Aim of the task
Would you quote the material below in full and unchanged?

#####

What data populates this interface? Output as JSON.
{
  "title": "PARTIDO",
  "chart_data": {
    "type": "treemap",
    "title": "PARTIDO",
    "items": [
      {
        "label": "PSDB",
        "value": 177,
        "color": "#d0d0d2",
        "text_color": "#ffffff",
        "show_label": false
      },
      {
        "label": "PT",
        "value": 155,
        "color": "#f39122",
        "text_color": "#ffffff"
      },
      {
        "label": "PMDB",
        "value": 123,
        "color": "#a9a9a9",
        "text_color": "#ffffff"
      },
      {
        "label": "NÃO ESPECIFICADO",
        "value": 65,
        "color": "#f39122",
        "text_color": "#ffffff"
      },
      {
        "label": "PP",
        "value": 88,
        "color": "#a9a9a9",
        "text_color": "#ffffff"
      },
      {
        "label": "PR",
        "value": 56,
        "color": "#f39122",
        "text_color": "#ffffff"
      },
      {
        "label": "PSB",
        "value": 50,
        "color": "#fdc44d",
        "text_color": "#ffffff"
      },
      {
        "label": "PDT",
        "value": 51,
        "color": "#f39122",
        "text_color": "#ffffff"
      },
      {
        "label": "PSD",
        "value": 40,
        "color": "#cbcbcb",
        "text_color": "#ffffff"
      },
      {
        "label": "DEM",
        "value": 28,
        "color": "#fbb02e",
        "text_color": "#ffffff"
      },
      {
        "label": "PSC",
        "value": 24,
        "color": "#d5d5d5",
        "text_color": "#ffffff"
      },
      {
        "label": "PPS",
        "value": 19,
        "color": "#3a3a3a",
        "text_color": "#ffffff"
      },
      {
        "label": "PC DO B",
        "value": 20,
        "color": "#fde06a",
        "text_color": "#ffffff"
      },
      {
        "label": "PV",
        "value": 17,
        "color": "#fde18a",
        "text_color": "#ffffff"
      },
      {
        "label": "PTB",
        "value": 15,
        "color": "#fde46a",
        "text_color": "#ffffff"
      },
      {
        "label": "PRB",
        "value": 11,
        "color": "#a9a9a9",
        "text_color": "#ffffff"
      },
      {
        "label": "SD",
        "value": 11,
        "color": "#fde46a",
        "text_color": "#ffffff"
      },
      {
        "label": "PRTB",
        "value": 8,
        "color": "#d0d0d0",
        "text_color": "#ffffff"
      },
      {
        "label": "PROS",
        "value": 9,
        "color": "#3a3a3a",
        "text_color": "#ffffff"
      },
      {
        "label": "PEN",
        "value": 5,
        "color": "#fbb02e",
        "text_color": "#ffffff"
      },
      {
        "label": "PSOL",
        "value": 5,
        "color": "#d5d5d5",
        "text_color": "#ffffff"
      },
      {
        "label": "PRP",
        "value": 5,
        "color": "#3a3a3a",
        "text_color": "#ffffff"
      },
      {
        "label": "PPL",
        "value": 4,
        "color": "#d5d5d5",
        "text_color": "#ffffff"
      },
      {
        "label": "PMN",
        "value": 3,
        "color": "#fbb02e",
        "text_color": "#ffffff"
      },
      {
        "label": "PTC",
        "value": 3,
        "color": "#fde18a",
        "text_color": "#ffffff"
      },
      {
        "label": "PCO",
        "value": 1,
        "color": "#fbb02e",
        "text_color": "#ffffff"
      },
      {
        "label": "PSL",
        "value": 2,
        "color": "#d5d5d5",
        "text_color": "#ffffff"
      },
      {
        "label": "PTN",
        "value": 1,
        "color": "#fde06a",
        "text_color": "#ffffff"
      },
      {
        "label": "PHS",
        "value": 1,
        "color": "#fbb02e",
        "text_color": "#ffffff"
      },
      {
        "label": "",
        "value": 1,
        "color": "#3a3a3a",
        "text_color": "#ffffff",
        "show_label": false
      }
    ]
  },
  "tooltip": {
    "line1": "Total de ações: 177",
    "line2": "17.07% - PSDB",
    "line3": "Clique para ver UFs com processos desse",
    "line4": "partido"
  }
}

#####

Output below
What data populates this interface? Output as JSON.
{
  "title": "PARTIDO",
  "chart_data": {
    "type": "treemap",
    "title": "PARTIDO",
    "items": [
      {
        "label": "PSDB",
        "value": 177,
        "color": "#d0d0d2",
        "text_color": "#ffffff",
        "show_label": false
      },
      {
        "label": "PT",
        "value": 155,
        "color": "#f39122",
        "text_color": "#ffffff"
      },
      {
        "label": "PMDB",
        "value": 123,
        "color": "#a9a9a9",
        "text_color": "#ffffff"
      },
      {
        "label": "NÃO ESPECIFICADO",
        "value": 65,
        "color": "#f39122",
        "text_color": "#ffffff"
      },
      {
        "label": "PP",
        "value": 88,
        "color": "#a9a9a9",
        "text_color": "#ffffff"
      },
      {
        "label": "PR",
        "value": 56,
        "color": "#f39122",
        "text_color": "#ffffff"
      },
      {
        "label": "PSB",
        "value": 50,
        "color": "#fdc44d",
        "text_color": "#ffffff"
      },
      {
        "label": "PDT",
        "value": 51,
        "color": "#f39122",
        "text_color": "#ffffff"
      },
      {
        "label": "PSD",
        "value": 40,
        "color": "#cbcbcb",
        "text_color": "#ffffff"
      },
      {
        "label": "DEM",
        "value": 28,
        "color": "#fbb02e",
        "text_color": "#ffffff"
      },
      {
        "label": "PSC",
        "value": 24,
        "color": "#d5d5d5",
        "text_color": "#ffffff"
      },
      {
        "label": "PPS",
        "value": 19,
        "color": "#3a3a3a",
        "text_color": "#ffffff"
      },
      {
        "label": "PC DO B",
        "value": 20,
        "color": "#fde06a",
        "text_color": "#ffffff"
      },
      {
        "label": "PV",
        "value": 17,
        "color": "#fde18a",
        "text_color": "#ffffff"
      },
      {
        "label": "PTB",
        "value": 15,
        "color": "#fde46a",
        "text_color": "#ffffff"
      },
      {
        "label": "PRB",
        "value": 11,
        "color": "#a9a9a9",
        "text_color": "#ffffff"
      },
      {
        "label": "SD",
        "value": 11,
        "color": "#fde46a",
        "text_color": "#ffffff"
      },
      {
        "label": "PRTB",
        "value": 8,
        "color": "#d0d0d0",
        "text_color": "#ffffff"
      },
      {
        "label": "PROS",
        "value": 9,
        "color": "#3a3a3a",
        "text_color": "#ffffff"
      },
      {
        "label": "PEN",
        "value": 5,
        "color": "#fbb02e",
        "text_color": "#ffffff"
      },
      {
        "label": "PSOL",
        "value": 5,
        "color": "#d5d5d5",
        "text_color": "#ffffff"
      },
      {
        "label": "PRP",
        "value": 5,
        "color": "#3a3a3a",
        "text_color": "#ffffff"
      },
      {
        "label": "PPL",
        "value": 4,
        "color": "#d5d5d5",
        "text_color": "#ffffff"
      },
      {
        "label": "PMN",
        "value": 3,
        "color": "#fbb02e",
        "text_color": "#ffffff"
      },
      {
        "label": "PTC",
        "value": 3,
        "color": "#fde18a",
        "text_color": "#ffffff"
      },
      {
        "label": "PCO",
        "value": 1,
        "color": "#fbb02e",
        "text_color": "#ffffff"
      },
      {
        "label": "PSL",
        "value": 2,
        "color": "#d5d5d5",
        "text_color": "#ffffff"
      },
      {
        "label": "PTN",
        "value": 1,
        "color": "#fde06a",
        "text_color": "#ffffff"
      },
      {
        "label": "PHS",
        "value": 1,
        "color": "#fbb02e",
        "text_color": "#ffffff"
      },
      {
        "label": "",
        "value": 1,
        "color": "#3a3a3a",
        "text_color": "#ffffff",
        "show_label": false
      }
    ]
  },
  "tooltip": {
    "line1": "Total de ações: 177",
    "line2": "17.07% - PSDB",
    "line3": "Clique para ver UFs com processos desse",
    "line4": "partido"
  }
}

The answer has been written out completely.